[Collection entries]
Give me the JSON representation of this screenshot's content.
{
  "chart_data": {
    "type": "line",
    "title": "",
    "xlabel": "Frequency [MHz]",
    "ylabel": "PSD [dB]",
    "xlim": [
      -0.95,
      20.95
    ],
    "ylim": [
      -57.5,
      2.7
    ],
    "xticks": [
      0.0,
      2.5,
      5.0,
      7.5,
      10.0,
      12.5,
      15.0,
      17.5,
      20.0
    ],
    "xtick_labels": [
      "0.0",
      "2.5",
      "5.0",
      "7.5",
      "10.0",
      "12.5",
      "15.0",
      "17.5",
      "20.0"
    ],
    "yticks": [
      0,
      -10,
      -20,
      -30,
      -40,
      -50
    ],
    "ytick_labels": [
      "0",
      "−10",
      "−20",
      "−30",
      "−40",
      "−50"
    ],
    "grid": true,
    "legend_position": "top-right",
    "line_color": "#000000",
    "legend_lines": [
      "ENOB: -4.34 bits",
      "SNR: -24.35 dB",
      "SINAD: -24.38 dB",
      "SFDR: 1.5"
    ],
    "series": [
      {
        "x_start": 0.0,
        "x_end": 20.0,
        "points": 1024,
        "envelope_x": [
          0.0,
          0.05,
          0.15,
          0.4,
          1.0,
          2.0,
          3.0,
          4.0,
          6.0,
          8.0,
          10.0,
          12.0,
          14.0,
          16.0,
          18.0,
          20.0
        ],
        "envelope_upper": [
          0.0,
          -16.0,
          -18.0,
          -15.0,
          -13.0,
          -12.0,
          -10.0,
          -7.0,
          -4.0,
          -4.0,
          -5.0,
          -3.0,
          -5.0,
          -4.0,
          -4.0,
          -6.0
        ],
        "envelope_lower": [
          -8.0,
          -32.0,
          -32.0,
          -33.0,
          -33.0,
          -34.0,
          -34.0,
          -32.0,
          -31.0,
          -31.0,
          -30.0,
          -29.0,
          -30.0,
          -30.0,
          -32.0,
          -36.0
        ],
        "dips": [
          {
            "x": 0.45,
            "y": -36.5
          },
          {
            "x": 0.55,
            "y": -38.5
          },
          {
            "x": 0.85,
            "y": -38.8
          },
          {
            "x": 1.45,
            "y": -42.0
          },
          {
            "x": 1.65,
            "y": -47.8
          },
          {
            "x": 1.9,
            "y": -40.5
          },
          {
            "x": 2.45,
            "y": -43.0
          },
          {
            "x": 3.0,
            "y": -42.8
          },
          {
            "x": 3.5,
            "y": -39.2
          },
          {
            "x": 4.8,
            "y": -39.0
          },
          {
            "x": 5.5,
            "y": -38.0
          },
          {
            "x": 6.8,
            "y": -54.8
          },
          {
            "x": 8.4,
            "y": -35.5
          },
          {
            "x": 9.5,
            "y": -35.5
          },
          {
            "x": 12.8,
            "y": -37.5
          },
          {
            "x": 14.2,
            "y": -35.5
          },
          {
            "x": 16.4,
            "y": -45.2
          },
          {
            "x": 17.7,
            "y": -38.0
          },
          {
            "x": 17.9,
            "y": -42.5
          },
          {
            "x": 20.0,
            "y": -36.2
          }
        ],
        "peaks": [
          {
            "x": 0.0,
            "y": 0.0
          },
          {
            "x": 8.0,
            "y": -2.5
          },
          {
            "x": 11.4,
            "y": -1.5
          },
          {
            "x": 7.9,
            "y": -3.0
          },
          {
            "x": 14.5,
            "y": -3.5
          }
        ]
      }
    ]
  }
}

> Problem to work on:
Copy the records above exactly.

> Solution to this exercise:
Give me the JSON representation of this screenshot's content.
{
  "chart_data": {
    "type": "line",
    "title": "",
    "xlabel": "Frequency [MHz]",
    "ylabel": "PSD [dB]",
    "xlim": [
      -0.95,
      20.95
    ],
    "ylim": [
      -57.5,
      2.7
    ],
    "xticks": [
      0.0,
      2.5,
      5.0,
      7.5,
      10.0,
      12.5,
      15.0,
      17.5,
      20.0
    ],
    "xtick_labels": [
      "0.0",
      "2.5",
      "5.0",
      "7.5",
      "10.0",
      "12.5",
      "15.0",
      "17.5",
      "20.0"
    ],
    "yticks": [
      0,
      -10,
      -20,
      -30,
      -40,
      -50
    ],
    "ytick_labels": [
      "0",
      "−10",
      "−20",
      "−30",
      "−40",
      "−50"
    ],
    "grid": true,
    "legend_position": "top-right",
    "line_color": "#000000",
    "legend_lines": [
      "ENOB: -4.34 bits",
      "SNR: -24.35 dB",
      "SINAD: -24.38 dB",
      "SFDR: 1.5"
    ],
    "series": [
      {
        "x_start": 0.0,
        "x_end": 20.0,
        "points": 1024,
        "envelope_x": [
          0.0,
          0.05,
          0.15,
          0.4,
          1.0,
          2.0,
          3.0,
          4.0,
          6.0,
          8.0,
          10.0,
          12.0,
          14.0,
          16.0,
          18.0,
          20.0
        ],
        "envelope_upper": [
          0.0,
          -16.0,
          -18.0,
          -15.0,
          -13.0,
          -12.0,
          -10.0,
          -7.0,
          -4.0,
          -4.0,
          -5.0,
          -3.0,
          -5.0,
          -4.0,
          -4.0,
          -6.0
        ],
        "envelope_lower": [
          -8.0,
          -32.0,
          -32.0,
          -33.0,
          -33.0,
          -34.0,
          -34.0,
          -32.0,
          -31.0,
          -31.0,
          -30.0,
          -29.0,
          -30.0,
          -30.0,
          -32.0,
          -36.0
        ],
        "dips": [
          {
            "x": 0.45,
            "y": -36.5
          },
          {
            "x": 0.55,
            "y": -38.5
          },
          {
            "x": 0.85,
            "y": -38.8
          },
          {
            "x": 1.45,
            "y": -42.0
          },
          {
            "x": 1.65,
            "y": -47.8
          },
          {
            "x": 1.9,
            "y": -40.5
          },
          {
            "x": 2.45,
            "y": -43.0
          },
          {
            "x": 3.0,
            "y": -42.8
          },
          {
            "x": 3.5,
            "y": -39.2
          },
          {
            "x": 4.8,
            "y": -39.0
          },
          {
            "x": 5.5,
            "y": -38.0
          },
          {
            "x": 6.8,
            "y": -54.8
          },
          {
            "x": 8.4,
            "y": -35.5
          },
          {
            "x": 9.5,
            "y": -35.5
          },
          {
            "x": 12.8,
            "y": -37.5
          },
          {
            "x": 14.2,
            "y": -35.5
          },
          {
            "x": 16.4,
            "y": -45.2
          },
          {
            "x": 17.7,
            "y": -38.0
          },
          {
            "x": 17.9,
            "y": -42.5
          },
          {
            "x": 20.0,
            "y": -36.2
          }
        ],
        "peaks": [
          {
            "x": 0.0,
            "y": 0.0
          },
          {
            "x": 8.0,
            "y": -2.5
          },
          {
            "x": 11.4,
            "y": -1.5
          },
          {
            "x": 7.9,
            "y": -3.0
          },
          {
            "x": 14.5,
            "y": -3.5
          }
        ]
      }
    ]
  }
}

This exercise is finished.